EXERCISE GOAL:
With the pictures left out, copy the listing below exactly.

Extracted data entries:
+ + + + + + +

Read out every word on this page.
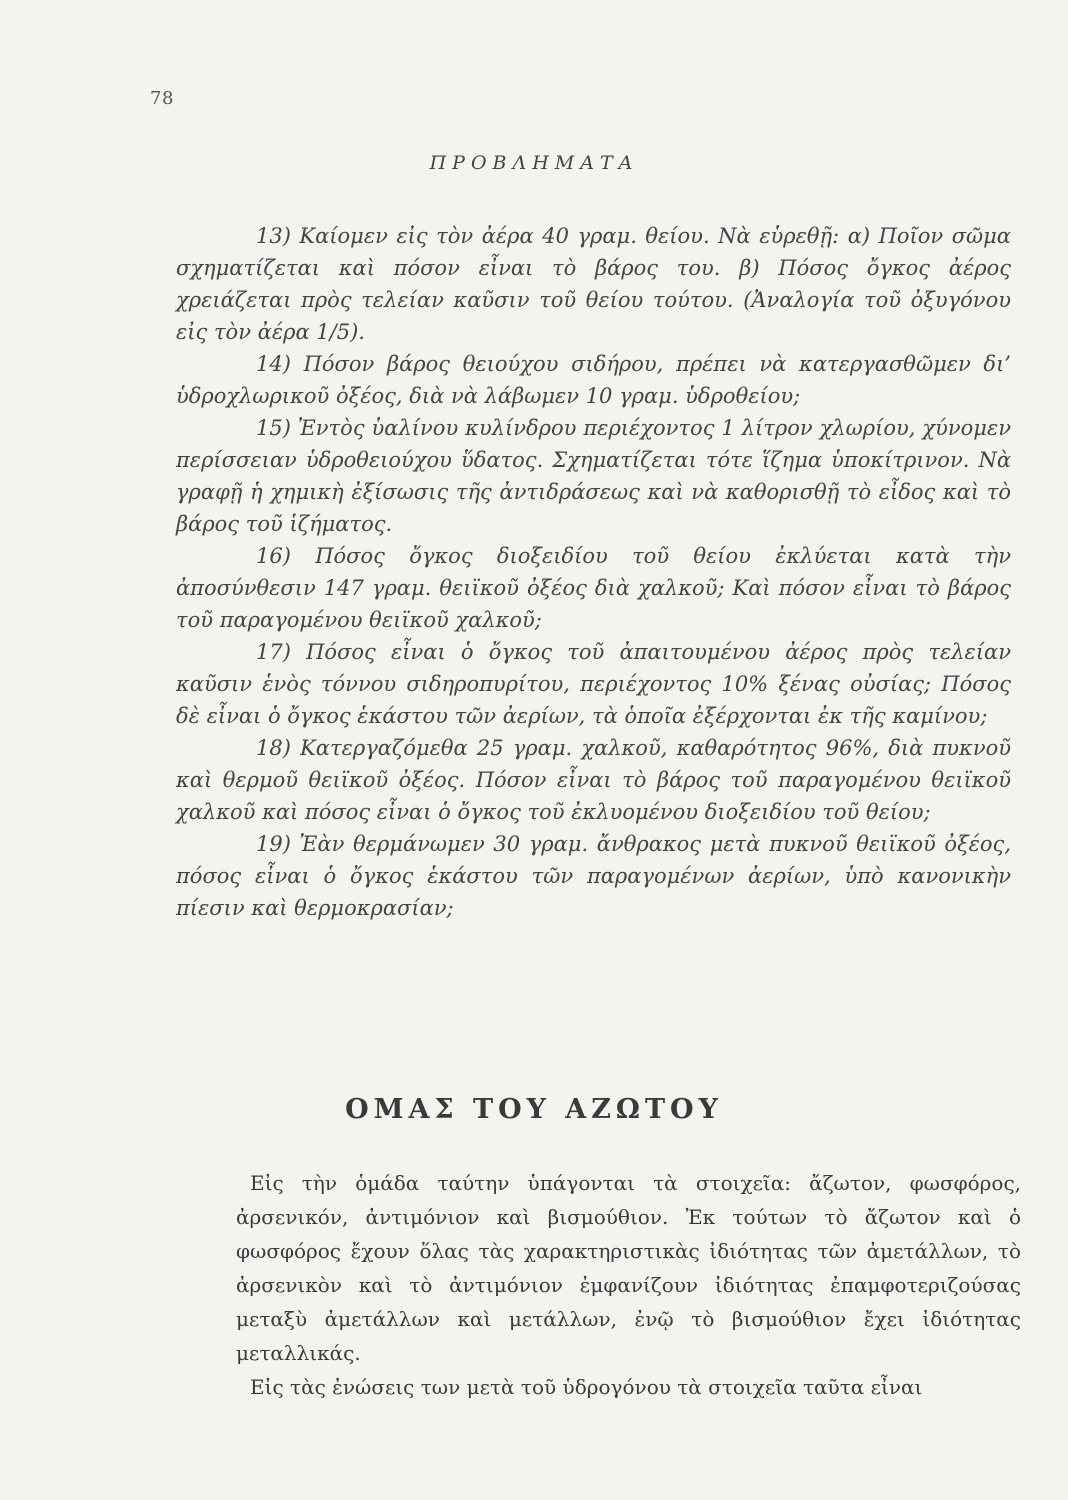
78
ΠΡΟΒΛΗΜΑΤΑ

13) Καίομεν εἰς τὸν ἀέρα 40 γραμ. θείου. Νὰ εὑρεθῇ: α) Ποῖον σῶμα σχηματίζεται καὶ πόσον εἶναι τὸ βάρος του. β) Πόσος ὄγκος ἀέρος χρειάζεται πρὸς τελείαν καῦσιν τοῦ θείου τούτου. (Ἀναλογία τοῦ ὀξυγόνου εἰς τὸν ἀέρα 1/5).

14) Πόσον βάρος θειούχου σιδήρου, πρέπει νὰ κατεργασθῶμεν δι’ ὑδροχλωρικοῦ ὀξέος, διὰ νὰ λάβωμεν 10 γραμ. ὑδροθείου;

15) Ἐντὸς ὑαλίνου κυλίνδρου περιέχοντος 1 λίτρον χλωρίου, χύνομεν περίσσειαν ὑδροθειούχου ὕδατος. Σχηματίζεται τότε ἵζημα ὑποκίτρινον. Νὰ γραφῇ ἡ χημικὴ ἐξίσωσις τῆς ἀντιδράσεως καὶ νὰ καθορισθῇ τὸ εἶδος καὶ τὸ βάρος τοῦ ἱζήματος.

16) Πόσος ὄγκος διοξειδίου τοῦ θείου ἐκλύεται κατὰ τὴν ἀποσύνθεσιν 147 γραμ. θειϊκοῦ ὀξέος διὰ χαλκοῦ; Καὶ πόσον εἶναι τὸ βάρος τοῦ παραγομένου θειϊκοῦ χαλκοῦ;

17) Πόσος εἶναι ὁ ὄγκος τοῦ ἀπαιτουμένου ἀέρος πρὸς τελείαν καῦσιν ἑνὸς τόννου σιδηροπυρίτου, περιέχοντος 10% ξένας οὐσίας; Πόσος δὲ εἶναι ὁ ὄγκος ἑκάστου τῶν ἀερίων, τὰ ὁποῖα ἐξέρχονται ἐκ τῆς καμίνου;

18) Κατεργαζόμεθα 25 γραμ. χαλκοῦ, καθαρότητος 96%, διὰ πυκνοῦ καὶ θερμοῦ θειϊκοῦ ὀξέος. Πόσον εἶναι τὸ βάρος τοῦ παραγομένου θειϊκοῦ χαλκοῦ καὶ πόσος εἶναι ὁ ὄγκος τοῦ ἐκλυομένου διοξειδίου τοῦ θείου;

19) Ἐὰν θερμάνωμεν 30 γραμ. ἄνθρακος μετὰ πυκνοῦ θειϊκοῦ ὀξέος, πόσος εἶναι ὁ ὄγκος ἑκάστου τῶν παραγομένων ἀερίων, ὑπὸ κανονικὴν πίεσιν καὶ θερμοκρασίαν;

ΟΜΑΣ ΤΟΥ ΑΖΩΤΟΥ

Εἰς τὴν ὁμάδα ταύτην ὑπάγονται τὰ στοιχεῖα: ἄζωτον, φωσφόρος, ἀρσενικόν, ἀντιμόνιον καὶ βισμούθιον. Ἐκ τούτων τὸ ἄζωτον καὶ ὁ φωσφόρος ἔχουν ὅλας τὰς χαρακτηριστικὰς ἰδιότητας τῶν ἀμετάλλων, τὸ ἀρσενικὸν καὶ τὸ ἀντιμόνιον ἐμφανίζουν ἰδιότητας ἐπαμφοτεριζούσας μεταξὺ ἀμετάλλων καὶ μετάλλων, ἐνῷ τὸ βισμούθιον ἔχει ἰδιότητας μεταλλικάς.

Εἰς τὰς ἐνώσεις των μετὰ τοῦ ὑδρογόνου τὰ στοιχεῖα ταῦτα εἶναι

+ + + + + + +

TASK OUTPUT:
Read out every word on this page.
78
ΠΡΟΒΛΗΜΑΤΑ

13) Καίομεν εἰς τὸν ἀέρα 40 γραμ. θείου. Νὰ εὑρεθῇ: α) Ποῖον σῶμα σχηματίζεται καὶ πόσον εἶναι τὸ βάρος του. β) Πόσος ὄγκος ἀέρος χρειάζεται πρὸς τελείαν καῦσιν τοῦ θείου τούτου. (Ἀναλογία τοῦ ὀξυγόνου εἰς τὸν ἀέρα 1/5).

14) Πόσον βάρος θειούχου σιδήρου, πρέπει νὰ κατεργασθῶμεν δι’ ὑδροχλωρικοῦ ὀξέος, διὰ νὰ λάβωμεν 10 γραμ. ὑδροθείου;

15) Ἐντὸς ὑαλίνου κυλίνδρου περιέχοντος 1 λίτρον χλωρίου, χύνομεν περίσσειαν ὑδροθειούχου ὕδατος. Σχηματίζεται τότε ἵζημα ὑποκίτρινον. Νὰ γραφῇ ἡ χημικὴ ἐξίσωσις τῆς ἀντιδράσεως καὶ νὰ καθορισθῇ τὸ εἶδος καὶ τὸ βάρος τοῦ ἱζήματος.

16) Πόσος ὄγκος διοξειδίου τοῦ θείου ἐκλύεται κατὰ τὴν ἀποσύνθεσιν 147 γραμ. θειϊκοῦ ὀξέος διὰ χαλκοῦ; Καὶ πόσον εἶναι τὸ βάρος τοῦ παραγομένου θειϊκοῦ χαλκοῦ;

17) Πόσος εἶναι ὁ ὄγκος τοῦ ἀπαιτουμένου ἀέρος πρὸς τελείαν καῦσιν ἑνὸς τόννου σιδηροπυρίτου, περιέχοντος 10% ξένας οὐσίας; Πόσος δὲ εἶναι ὁ ὄγκος ἑκάστου τῶν ἀερίων, τὰ ὁποῖα ἐξέρχονται ἐκ τῆς καμίνου;

18) Κατεργαζόμεθα 25 γραμ. χαλκοῦ, καθαρότητος 96%, διὰ πυκνοῦ καὶ θερμοῦ θειϊκοῦ ὀξέος. Πόσον εἶναι τὸ βάρος τοῦ παραγομένου θειϊκοῦ χαλκοῦ καὶ πόσος εἶναι ὁ ὄγκος τοῦ ἐκλυομένου διοξειδίου τοῦ θείου;

19) Ἐὰν θερμάνωμεν 30 γραμ. ἄνθρακος μετὰ πυκνοῦ θειϊκοῦ ὀξέος, πόσος εἶναι ὁ ὄγκος ἑκάστου τῶν παραγομένων ἀερίων, ὑπὸ κανονικὴν πίεσιν καὶ θερμοκρασίαν;

ΟΜΑΣ ΤΟΥ ΑΖΩΤΟΥ

Εἰς τὴν ὁμάδα ταύτην ὑπάγονται τὰ στοιχεῖα: ἄζωτον, φωσφόρος, ἀρσενικόν, ἀντιμόνιον καὶ βισμούθιον. Ἐκ τούτων τὸ ἄζωτον καὶ ὁ φωσφόρος ἔχουν ὅλας τὰς χαρακτηριστικὰς ἰδιότητας τῶν ἀμετάλλων, τὸ ἀρσενικὸν καὶ τὸ ἀντιμόνιον ἐμφανίζουν ἰδιότητας ἐπαμφοτεριζούσας μεταξὺ ἀμετάλλων καὶ μετάλλων, ἐνῷ τὸ βισμούθιον ἔχει ἰδιότητας μεταλλικάς.

Εἰς τὰς ἐνώσεις των μετὰ τοῦ ὑδρογόνου τὰ στοιχεῖα ταῦτα εἶναι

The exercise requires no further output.